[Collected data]

-*-

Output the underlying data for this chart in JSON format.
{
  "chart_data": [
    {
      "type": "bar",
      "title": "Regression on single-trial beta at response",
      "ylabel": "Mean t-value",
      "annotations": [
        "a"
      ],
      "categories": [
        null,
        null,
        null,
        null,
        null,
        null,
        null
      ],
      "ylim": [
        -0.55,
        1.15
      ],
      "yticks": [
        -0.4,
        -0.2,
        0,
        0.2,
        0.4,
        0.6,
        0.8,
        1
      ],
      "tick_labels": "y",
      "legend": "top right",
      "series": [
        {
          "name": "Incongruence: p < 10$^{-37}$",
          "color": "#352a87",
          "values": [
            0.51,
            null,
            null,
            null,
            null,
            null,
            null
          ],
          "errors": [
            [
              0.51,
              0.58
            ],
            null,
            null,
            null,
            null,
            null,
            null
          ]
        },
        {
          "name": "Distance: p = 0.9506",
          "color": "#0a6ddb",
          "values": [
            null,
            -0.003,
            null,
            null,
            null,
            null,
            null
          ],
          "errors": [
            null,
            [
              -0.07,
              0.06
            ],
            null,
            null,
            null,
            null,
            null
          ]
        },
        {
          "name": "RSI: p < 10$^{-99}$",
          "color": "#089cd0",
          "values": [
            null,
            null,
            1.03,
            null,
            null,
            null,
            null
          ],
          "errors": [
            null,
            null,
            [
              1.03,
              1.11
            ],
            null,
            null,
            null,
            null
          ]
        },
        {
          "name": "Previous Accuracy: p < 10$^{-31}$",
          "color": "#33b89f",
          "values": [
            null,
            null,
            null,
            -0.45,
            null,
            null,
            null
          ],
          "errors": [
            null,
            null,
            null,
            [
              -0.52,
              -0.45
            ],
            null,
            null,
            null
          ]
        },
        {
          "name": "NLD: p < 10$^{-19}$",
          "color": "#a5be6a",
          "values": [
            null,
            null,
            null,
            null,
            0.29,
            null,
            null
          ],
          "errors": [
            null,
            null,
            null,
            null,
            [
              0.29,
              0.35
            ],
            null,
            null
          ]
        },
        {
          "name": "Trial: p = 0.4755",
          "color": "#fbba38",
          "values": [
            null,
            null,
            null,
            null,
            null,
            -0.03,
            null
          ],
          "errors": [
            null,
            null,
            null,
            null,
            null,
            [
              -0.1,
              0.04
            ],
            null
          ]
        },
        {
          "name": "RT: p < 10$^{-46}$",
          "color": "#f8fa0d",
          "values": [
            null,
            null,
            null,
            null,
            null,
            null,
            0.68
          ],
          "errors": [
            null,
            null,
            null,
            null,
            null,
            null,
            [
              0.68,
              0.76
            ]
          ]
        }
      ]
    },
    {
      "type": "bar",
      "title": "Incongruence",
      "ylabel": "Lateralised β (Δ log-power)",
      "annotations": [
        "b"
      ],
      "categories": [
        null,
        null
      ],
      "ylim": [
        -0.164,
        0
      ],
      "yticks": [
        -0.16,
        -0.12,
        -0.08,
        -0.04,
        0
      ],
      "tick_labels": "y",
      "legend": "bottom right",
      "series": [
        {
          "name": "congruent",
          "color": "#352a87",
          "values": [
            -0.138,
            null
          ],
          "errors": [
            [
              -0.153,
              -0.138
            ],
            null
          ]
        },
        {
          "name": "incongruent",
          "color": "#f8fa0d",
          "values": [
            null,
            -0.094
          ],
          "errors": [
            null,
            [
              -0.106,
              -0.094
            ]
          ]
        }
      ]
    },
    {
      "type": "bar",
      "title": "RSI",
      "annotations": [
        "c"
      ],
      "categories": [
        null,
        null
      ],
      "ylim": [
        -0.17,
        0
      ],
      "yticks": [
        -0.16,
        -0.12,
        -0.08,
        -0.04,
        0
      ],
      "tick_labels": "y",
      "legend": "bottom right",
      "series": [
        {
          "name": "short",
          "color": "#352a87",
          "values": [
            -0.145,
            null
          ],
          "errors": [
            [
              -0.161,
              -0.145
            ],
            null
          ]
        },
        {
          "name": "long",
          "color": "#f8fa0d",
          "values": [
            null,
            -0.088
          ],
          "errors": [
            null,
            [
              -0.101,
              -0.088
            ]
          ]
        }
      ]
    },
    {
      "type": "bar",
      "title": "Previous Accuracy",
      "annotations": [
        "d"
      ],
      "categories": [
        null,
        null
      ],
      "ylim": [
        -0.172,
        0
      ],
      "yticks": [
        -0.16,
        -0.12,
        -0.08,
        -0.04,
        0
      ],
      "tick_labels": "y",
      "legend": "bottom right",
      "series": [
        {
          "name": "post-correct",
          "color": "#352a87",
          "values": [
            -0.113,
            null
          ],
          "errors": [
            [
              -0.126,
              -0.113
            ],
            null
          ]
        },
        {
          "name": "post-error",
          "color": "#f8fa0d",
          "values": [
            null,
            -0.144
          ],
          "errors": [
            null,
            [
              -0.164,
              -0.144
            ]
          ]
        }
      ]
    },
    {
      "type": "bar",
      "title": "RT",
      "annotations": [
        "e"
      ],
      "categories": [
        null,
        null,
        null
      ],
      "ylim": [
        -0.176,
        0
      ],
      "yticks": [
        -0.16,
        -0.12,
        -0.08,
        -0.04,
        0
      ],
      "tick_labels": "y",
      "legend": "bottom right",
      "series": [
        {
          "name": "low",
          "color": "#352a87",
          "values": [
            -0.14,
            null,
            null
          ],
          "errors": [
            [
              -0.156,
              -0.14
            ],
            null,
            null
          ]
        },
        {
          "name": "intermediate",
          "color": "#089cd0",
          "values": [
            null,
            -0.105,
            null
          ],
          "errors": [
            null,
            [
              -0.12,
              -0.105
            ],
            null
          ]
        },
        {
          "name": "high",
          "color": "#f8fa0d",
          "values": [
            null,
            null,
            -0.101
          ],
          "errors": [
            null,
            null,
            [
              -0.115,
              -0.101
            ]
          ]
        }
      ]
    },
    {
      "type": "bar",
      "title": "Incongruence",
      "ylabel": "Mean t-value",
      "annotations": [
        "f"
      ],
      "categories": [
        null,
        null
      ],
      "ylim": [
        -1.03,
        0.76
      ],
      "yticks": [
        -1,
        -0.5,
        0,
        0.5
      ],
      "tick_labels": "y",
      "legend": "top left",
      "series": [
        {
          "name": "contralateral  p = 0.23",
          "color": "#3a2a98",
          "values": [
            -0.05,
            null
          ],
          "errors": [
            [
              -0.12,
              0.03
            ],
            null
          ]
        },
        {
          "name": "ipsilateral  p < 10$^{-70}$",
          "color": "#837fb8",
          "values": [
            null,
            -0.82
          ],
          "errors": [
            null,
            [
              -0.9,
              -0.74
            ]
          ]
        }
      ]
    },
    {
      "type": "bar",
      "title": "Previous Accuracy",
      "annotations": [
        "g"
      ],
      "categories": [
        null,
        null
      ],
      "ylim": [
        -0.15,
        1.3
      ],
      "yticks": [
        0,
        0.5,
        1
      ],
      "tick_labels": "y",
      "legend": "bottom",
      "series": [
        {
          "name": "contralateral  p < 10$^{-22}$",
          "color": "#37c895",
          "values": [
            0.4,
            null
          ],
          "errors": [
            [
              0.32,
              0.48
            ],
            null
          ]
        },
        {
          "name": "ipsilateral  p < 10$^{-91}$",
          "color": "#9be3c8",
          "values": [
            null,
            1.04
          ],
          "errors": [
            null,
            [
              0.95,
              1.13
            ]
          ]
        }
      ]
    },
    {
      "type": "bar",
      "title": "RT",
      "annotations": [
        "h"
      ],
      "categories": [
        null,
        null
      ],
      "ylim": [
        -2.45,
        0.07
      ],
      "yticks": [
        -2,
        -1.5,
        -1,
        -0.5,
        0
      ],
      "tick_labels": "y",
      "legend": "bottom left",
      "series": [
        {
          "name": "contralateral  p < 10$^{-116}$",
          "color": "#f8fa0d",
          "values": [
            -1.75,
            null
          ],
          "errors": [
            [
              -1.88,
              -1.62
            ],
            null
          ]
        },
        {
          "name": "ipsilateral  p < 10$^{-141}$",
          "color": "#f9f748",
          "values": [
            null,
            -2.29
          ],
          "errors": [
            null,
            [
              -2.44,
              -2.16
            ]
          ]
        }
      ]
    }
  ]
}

-*-

WORK REQUIRED —
Find the string "ipsilateral" in the entries above and return each line that holds it.

EXERCISE SOLUTION —
          "name": "ipsilateral  p < 10$^{-70}$",
          "name": "ipsilateral  p < 10$^{-91}$",
          "name": "ipsilateral  p < 10$^{-141}$",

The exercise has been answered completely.